Return all of the data exactly as written, without the pictures.

--

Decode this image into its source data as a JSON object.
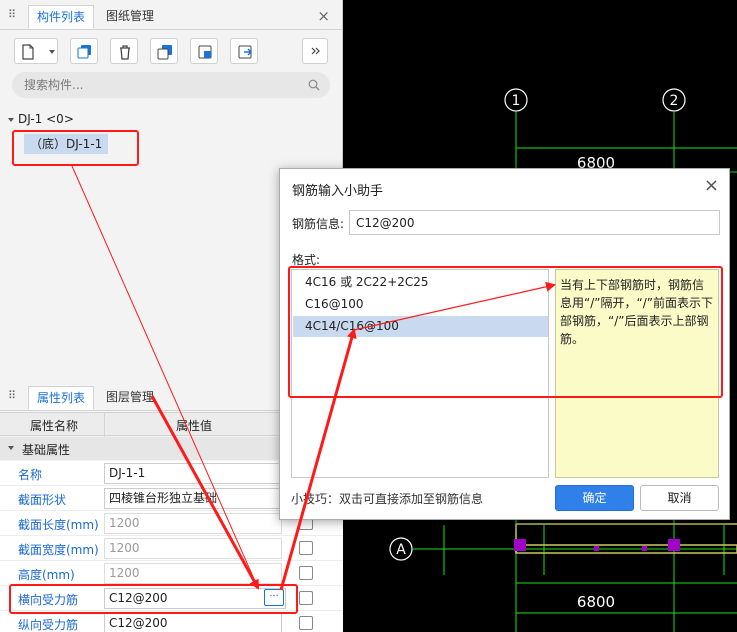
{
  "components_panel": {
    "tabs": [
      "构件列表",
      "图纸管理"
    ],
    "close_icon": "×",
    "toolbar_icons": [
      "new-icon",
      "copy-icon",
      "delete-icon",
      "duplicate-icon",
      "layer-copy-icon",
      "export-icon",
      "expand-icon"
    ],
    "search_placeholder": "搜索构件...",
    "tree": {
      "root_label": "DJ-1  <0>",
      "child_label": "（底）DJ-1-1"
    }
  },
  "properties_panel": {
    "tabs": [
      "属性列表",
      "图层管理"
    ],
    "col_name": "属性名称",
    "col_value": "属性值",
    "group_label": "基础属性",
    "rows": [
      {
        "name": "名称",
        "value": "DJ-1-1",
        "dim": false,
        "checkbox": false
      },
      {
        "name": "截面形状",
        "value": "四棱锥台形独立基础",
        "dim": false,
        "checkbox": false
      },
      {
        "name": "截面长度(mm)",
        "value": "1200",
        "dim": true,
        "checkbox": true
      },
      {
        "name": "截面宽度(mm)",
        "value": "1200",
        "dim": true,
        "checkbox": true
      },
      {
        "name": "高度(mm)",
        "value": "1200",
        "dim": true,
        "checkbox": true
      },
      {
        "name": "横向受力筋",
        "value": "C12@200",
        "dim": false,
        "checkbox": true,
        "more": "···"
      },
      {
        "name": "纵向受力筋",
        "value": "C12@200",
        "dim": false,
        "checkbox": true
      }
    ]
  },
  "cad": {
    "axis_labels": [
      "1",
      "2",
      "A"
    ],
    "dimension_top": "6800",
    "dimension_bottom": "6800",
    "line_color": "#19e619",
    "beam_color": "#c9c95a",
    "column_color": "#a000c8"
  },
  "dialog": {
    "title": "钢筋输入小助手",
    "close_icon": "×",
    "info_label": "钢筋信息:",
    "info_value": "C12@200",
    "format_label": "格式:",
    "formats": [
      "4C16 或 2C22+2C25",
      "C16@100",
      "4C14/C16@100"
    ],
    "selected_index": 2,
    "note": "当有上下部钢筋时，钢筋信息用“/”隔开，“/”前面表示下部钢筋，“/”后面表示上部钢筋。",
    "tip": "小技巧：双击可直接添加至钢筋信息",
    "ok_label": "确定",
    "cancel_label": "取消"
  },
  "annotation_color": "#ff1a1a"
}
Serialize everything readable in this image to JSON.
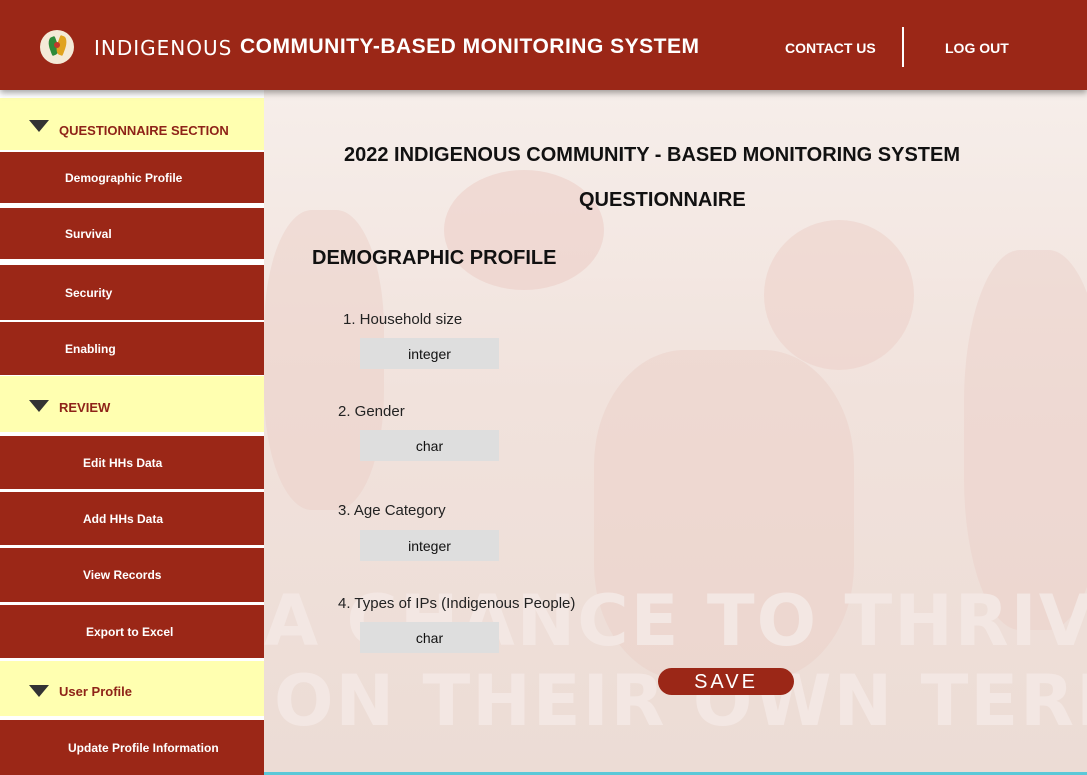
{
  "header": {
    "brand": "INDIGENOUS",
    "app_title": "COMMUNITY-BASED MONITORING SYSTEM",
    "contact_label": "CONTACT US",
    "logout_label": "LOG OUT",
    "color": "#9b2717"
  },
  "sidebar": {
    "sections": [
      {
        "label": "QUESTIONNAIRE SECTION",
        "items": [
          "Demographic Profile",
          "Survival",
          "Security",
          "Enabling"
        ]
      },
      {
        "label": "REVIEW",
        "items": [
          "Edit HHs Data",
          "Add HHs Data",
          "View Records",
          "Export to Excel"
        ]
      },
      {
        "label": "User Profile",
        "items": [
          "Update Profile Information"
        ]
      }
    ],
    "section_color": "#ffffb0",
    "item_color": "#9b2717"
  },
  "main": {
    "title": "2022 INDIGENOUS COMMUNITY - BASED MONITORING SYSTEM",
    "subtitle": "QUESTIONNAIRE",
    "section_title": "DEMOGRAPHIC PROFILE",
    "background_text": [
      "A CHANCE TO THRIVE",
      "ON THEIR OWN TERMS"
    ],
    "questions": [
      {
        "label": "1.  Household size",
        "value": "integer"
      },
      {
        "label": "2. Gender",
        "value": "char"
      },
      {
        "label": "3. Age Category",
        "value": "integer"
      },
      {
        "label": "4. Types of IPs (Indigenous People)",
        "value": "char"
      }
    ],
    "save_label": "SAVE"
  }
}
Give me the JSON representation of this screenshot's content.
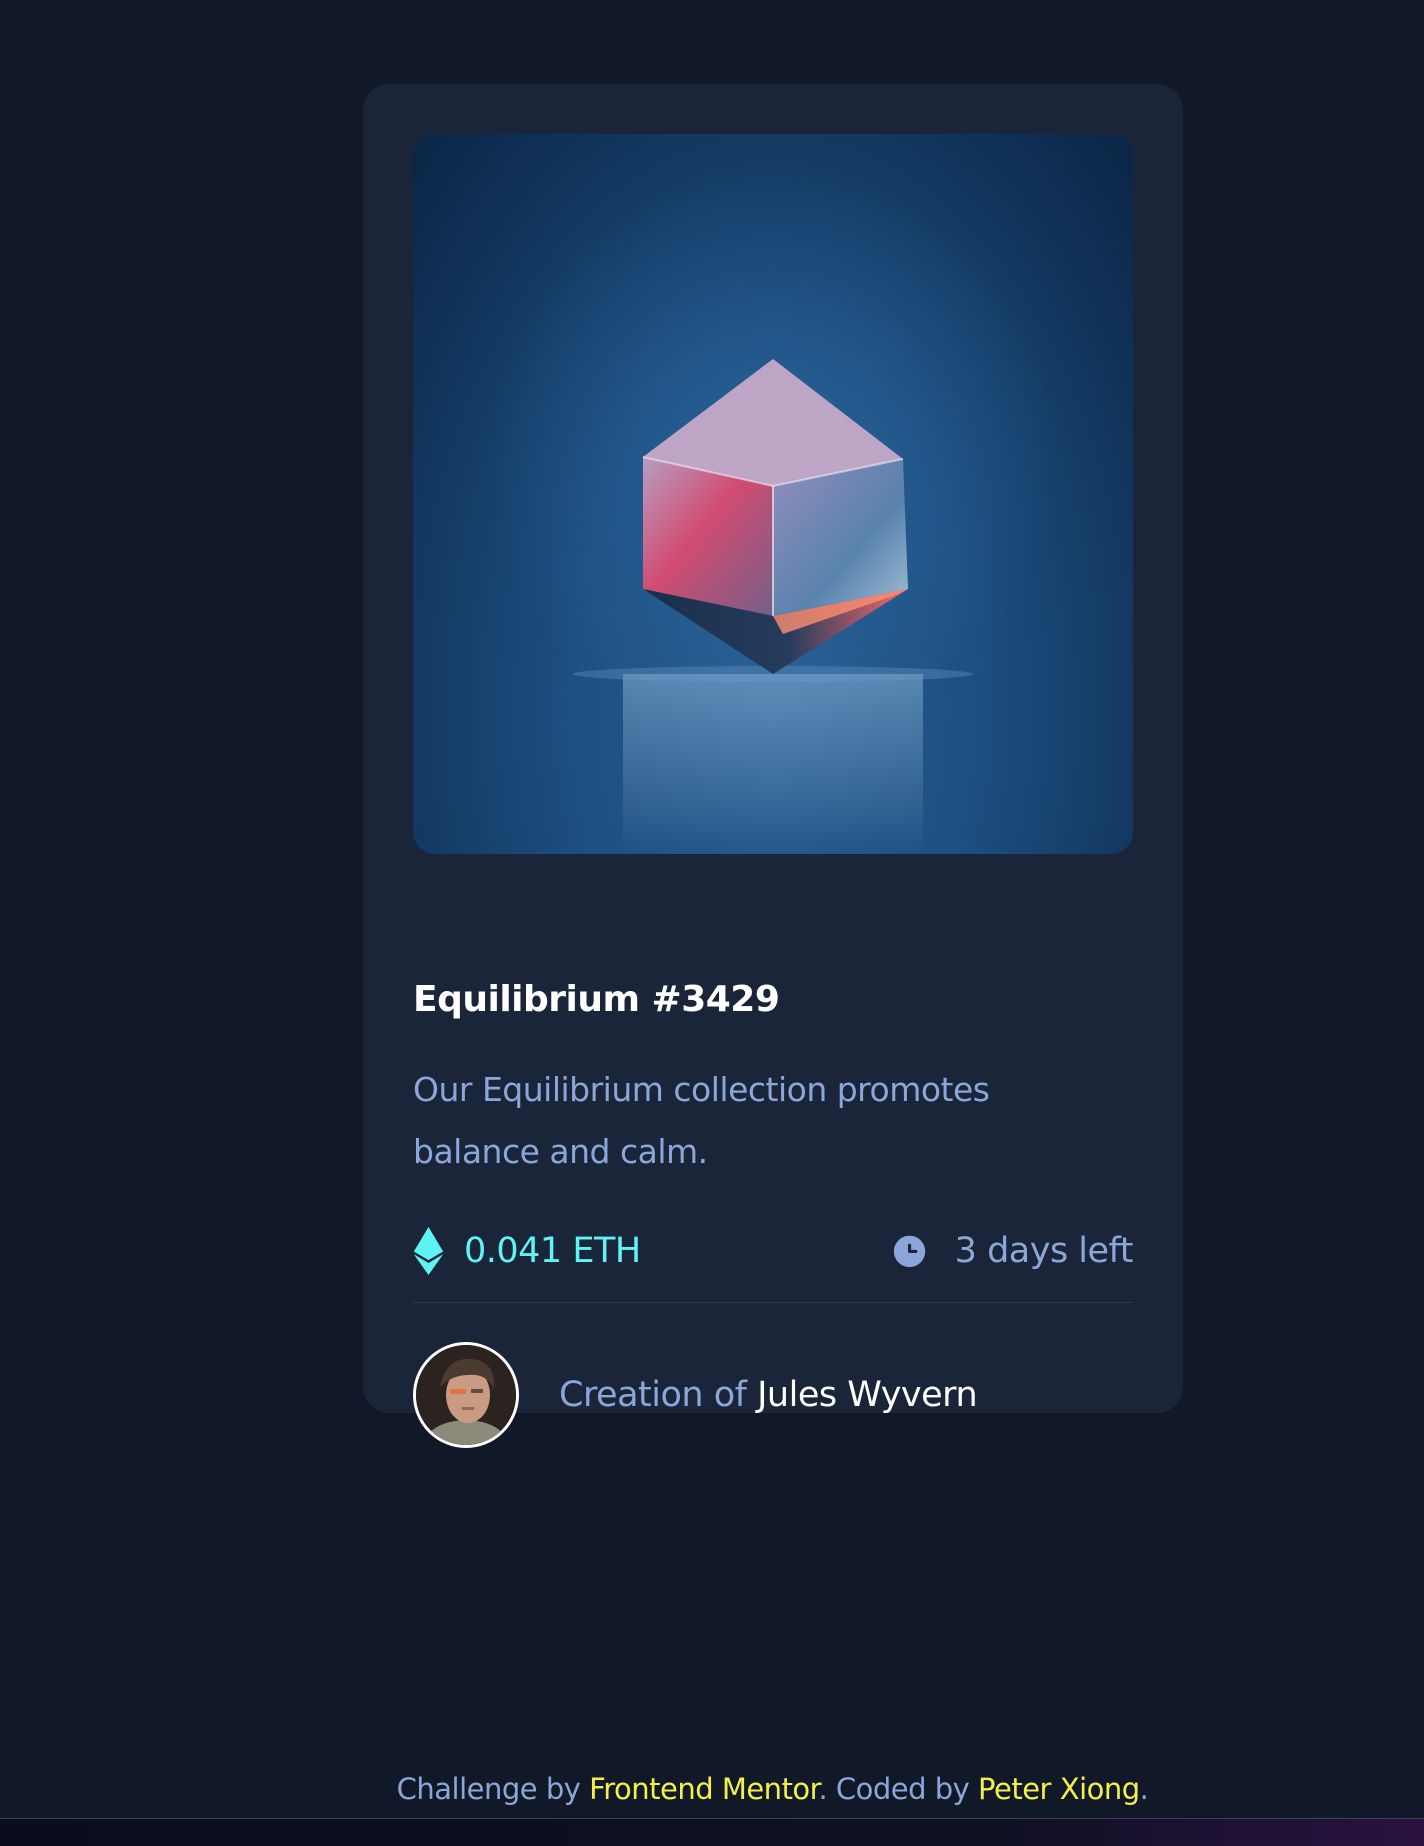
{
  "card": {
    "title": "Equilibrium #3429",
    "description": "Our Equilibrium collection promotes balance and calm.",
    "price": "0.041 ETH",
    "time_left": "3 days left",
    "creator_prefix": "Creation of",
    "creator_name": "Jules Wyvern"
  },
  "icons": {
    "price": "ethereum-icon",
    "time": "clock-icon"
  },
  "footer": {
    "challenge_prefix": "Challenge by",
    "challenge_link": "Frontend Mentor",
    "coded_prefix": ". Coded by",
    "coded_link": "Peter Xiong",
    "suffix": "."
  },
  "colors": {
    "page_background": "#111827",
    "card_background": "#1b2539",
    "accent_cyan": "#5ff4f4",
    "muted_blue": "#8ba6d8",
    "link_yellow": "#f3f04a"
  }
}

--

SOLUTION TO THE PROBLEM
Decode this image into its source data as a JSON object.
{
  "components_panel": {
    "tabs": [
      "构件列表",
      "图纸管理"
    ],
    "close_icon": "×",
    "toolbar_icons": [
      "new-icon",
      "copy-icon",
      "delete-icon",
      "duplicate-icon",
      "layer-copy-icon",
      "export-icon",
      "expand-icon"
    ],
    "search_placeholder": "搜索构件...",
    "tree": {
      "root_label": "DJ-1  <0>",
      "child_label": "（底）DJ-1-1"
    }
  },
  "properties_panel": {
    "tabs": [
      "属性列表",
      "图层管理"
    ],
    "col_name": "属性名称",
    "col_value": "属性值",
    "group_label": "基础属性",
    "rows": [
      {
        "name": "名称",
        "value": "DJ-1-1",
        "dim": false,
        "checkbox": false
      },
      {
        "name": "截面形状",
        "value": "四棱锥台形独立基础",
        "dim": false,
        "checkbox": false
      },
      {
        "name": "截面长度(mm)",
        "value": "1200",
        "dim": true,
        "checkbox": true
      },
      {
        "name": "截面宽度(mm)",
        "value": "1200",
        "dim": true,
        "checkbox": true
      },
      {
        "name": "高度(mm)",
        "value": "1200",
        "dim": true,
        "checkbox": true
      },
      {
        "name": "横向受力筋",
        "value": "C12@200",
        "dim": false,
        "checkbox": true,
        "more": "···"
      },
      {
        "name": "纵向受力筋",
        "value": "C12@200",
        "dim": false,
        "checkbox": true
      }
    ]
  },
  "cad": {
    "axis_labels": [
      "1",
      "2",
      "A"
    ],
    "dimension_top": "6800",
    "dimension_bottom": "6800",
    "line_color": "#19e619",
    "beam_color": "#c9c95a",
    "column_color": "#a000c8"
  },
  "dialog": {
    "title": "钢筋输入小助手",
    "close_icon": "×",
    "info_label": "钢筋信息:",
    "info_value": "C12@200",
    "format_label": "格式:",
    "formats": [
      "4C16 或 2C22+2C25",
      "C16@100",
      "4C14/C16@100"
    ],
    "selected_index": 2,
    "note": "当有上下部钢筋时，钢筋信息用“/”隔开，“/”前面表示下部钢筋，“/”后面表示上部钢筋。",
    "tip": "小技巧：双击可直接添加至钢筋信息",
    "ok_label": "确定",
    "cancel_label": "取消"
  },
  "annotation_color": "#ff1a1a"
}
Serialize everything readable in this image to JSON.
{
  "header": {
    "brand": "INDIGENOUS",
    "app_title": "COMMUNITY-BASED MONITORING SYSTEM",
    "contact_label": "CONTACT US",
    "logout_label": "LOG OUT",
    "color": "#9b2717"
  },
  "sidebar": {
    "sections": [
      {
        "label": "QUESTIONNAIRE SECTION",
        "items": [
          "Demographic Profile",
          "Survival",
          "Security",
          "Enabling"
        ]
      },
      {
        "label": "REVIEW",
        "items": [
          "Edit HHs Data",
          "Add HHs Data",
          "View Records",
          "Export to Excel"
        ]
      },
      {
        "label": "User Profile",
        "items": [
          "Update Profile Information"
        ]
      }
    ],
    "section_color": "#ffffb0",
    "item_color": "#9b2717"
  },
  "main": {
    "title": "2022 INDIGENOUS COMMUNITY - BASED MONITORING SYSTEM",
    "subtitle": "QUESTIONNAIRE",
    "section_title": "DEMOGRAPHIC PROFILE",
    "background_text": [
      "A CHANCE TO THRIVE",
      "ON THEIR OWN TERMS"
    ],
    "questions": [
      {
        "label": "1.  Household size",
        "value": "integer"
      },
      {
        "label": "2. Gender",
        "value": "char"
      },
      {
        "label": "3. Age Category",
        "value": "integer"
      },
      {
        "label": "4. Types of IPs (Indigenous People)",
        "value": "char"
      }
    ],
    "save_label": "SAVE"
  }
}
Give me the JSON representation of this screenshot's content.
{
  "card": {
    "title": "Equilibrium #3429",
    "description": "Our Equilibrium collection promotes balance and calm.",
    "price": "0.041 ETH",
    "time_left": "3 days left",
    "creator_prefix": "Creation of",
    "creator_name": "Jules Wyvern"
  },
  "icons": {
    "price": "ethereum-icon",
    "time": "clock-icon"
  },
  "footer": {
    "challenge_prefix": "Challenge by",
    "challenge_link": "Frontend Mentor",
    "coded_prefix": ". Coded by",
    "coded_link": "Peter Xiong",
    "suffix": "."
  },
  "colors": {
    "page_background": "#111827",
    "card_background": "#1b2539",
    "accent_cyan": "#5ff4f4",
    "muted_blue": "#8ba6d8",
    "link_yellow": "#f3f04a"
  }
}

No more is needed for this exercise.